_Goal_
Show all lines holding "сентября".

····················

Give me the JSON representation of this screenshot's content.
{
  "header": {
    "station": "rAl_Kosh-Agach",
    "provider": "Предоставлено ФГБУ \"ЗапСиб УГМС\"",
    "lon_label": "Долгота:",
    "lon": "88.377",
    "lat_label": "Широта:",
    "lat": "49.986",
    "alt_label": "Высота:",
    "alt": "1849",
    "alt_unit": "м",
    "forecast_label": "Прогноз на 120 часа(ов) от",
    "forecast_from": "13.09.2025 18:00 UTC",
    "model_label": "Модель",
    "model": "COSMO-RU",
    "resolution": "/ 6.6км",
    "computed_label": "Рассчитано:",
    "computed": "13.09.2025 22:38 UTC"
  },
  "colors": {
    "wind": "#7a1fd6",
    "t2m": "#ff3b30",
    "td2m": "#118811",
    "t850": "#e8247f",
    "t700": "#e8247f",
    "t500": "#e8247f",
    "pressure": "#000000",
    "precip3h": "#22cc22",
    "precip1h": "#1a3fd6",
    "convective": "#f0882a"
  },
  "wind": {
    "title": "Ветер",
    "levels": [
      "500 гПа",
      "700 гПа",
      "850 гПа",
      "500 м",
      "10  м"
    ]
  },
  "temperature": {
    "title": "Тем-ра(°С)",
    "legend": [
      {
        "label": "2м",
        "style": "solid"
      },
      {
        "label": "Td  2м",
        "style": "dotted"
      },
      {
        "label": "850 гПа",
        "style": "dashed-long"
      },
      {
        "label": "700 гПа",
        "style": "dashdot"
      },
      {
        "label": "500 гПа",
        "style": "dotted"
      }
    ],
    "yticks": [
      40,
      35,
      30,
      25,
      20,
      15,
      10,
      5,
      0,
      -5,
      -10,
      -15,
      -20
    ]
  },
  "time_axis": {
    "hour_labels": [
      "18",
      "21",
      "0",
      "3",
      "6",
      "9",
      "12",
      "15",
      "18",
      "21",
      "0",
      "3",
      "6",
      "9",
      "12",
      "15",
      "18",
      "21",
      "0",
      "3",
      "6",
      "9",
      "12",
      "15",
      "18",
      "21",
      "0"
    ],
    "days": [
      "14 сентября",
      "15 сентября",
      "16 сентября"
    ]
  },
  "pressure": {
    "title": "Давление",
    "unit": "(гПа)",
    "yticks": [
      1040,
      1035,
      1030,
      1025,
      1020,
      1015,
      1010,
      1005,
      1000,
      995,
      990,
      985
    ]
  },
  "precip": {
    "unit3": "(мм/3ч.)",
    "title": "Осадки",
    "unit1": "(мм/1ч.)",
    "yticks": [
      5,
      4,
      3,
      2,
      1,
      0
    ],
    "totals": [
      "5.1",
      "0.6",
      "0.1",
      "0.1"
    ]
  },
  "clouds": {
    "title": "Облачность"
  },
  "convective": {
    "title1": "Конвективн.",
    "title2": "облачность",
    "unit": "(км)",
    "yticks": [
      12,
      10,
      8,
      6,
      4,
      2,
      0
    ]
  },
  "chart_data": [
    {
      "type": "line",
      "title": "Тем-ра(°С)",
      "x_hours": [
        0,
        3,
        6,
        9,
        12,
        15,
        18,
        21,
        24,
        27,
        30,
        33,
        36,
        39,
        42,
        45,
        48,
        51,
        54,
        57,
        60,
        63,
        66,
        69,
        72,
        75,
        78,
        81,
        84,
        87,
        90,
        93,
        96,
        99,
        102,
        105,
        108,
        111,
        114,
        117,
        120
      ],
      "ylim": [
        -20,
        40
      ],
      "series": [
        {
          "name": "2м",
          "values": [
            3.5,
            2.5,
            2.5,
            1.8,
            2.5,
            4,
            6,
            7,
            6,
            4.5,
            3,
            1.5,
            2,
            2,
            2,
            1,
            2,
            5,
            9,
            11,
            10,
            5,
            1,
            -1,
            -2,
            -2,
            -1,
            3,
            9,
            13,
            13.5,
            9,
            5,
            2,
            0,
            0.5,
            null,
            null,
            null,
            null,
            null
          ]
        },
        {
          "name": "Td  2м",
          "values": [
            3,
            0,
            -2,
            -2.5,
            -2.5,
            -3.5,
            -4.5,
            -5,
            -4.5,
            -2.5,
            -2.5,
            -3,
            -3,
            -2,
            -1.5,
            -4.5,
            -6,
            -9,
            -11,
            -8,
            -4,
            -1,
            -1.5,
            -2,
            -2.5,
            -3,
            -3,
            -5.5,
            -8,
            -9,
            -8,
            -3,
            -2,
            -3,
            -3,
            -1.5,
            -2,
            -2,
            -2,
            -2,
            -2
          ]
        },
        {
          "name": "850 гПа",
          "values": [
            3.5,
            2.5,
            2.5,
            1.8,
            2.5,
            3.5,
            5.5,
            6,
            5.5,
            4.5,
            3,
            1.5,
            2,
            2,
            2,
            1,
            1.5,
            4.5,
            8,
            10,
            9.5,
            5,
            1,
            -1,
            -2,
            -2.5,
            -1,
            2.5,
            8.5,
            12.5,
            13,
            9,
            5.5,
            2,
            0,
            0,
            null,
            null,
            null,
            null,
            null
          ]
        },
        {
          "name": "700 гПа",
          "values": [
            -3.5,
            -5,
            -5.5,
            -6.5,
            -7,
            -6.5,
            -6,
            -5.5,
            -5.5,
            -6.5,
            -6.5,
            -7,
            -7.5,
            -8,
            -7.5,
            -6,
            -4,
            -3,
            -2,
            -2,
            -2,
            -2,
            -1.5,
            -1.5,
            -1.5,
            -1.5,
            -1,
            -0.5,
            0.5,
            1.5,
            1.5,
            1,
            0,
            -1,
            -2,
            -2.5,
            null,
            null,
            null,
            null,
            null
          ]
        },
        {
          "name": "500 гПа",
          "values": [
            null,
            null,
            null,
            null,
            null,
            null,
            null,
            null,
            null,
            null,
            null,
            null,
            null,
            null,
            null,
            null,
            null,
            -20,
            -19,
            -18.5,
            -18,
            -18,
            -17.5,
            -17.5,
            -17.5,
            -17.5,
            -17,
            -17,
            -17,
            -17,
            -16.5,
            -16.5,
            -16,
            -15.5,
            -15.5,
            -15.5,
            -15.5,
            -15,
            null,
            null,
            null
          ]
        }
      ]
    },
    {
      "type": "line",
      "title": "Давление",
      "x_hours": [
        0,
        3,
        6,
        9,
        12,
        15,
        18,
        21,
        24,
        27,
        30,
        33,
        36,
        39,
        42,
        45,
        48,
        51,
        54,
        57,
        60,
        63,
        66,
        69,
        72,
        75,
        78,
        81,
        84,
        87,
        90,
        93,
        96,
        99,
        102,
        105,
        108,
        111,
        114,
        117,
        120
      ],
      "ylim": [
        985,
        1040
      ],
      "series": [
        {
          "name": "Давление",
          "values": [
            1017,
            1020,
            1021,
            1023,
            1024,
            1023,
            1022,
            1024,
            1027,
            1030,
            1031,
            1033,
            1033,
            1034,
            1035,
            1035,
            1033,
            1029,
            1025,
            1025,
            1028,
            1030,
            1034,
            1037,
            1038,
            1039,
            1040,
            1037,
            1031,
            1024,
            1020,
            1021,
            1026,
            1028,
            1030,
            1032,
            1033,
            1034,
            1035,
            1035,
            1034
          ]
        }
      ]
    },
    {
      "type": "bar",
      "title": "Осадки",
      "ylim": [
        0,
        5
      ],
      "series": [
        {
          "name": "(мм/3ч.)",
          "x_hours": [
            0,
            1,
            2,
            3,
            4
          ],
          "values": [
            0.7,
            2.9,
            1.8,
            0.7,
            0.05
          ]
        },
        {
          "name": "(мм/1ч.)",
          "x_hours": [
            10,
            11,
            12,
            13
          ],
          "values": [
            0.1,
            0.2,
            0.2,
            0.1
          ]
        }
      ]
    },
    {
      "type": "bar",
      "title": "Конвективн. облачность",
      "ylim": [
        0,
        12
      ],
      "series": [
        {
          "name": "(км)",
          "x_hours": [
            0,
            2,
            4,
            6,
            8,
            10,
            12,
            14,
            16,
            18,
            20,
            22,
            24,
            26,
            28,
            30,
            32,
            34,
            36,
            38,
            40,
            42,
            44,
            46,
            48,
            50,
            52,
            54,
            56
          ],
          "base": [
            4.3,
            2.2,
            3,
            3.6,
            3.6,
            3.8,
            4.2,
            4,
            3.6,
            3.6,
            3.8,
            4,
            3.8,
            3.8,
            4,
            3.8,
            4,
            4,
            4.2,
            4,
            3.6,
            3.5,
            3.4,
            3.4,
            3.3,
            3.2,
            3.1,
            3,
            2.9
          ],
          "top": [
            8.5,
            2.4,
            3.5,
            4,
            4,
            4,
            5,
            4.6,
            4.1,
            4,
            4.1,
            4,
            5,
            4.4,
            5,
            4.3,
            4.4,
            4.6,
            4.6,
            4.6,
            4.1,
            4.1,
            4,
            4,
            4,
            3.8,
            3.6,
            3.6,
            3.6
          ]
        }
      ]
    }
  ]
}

····················

_Response_
      "14 сентября",
      "15 сентября",
      "16 сентября"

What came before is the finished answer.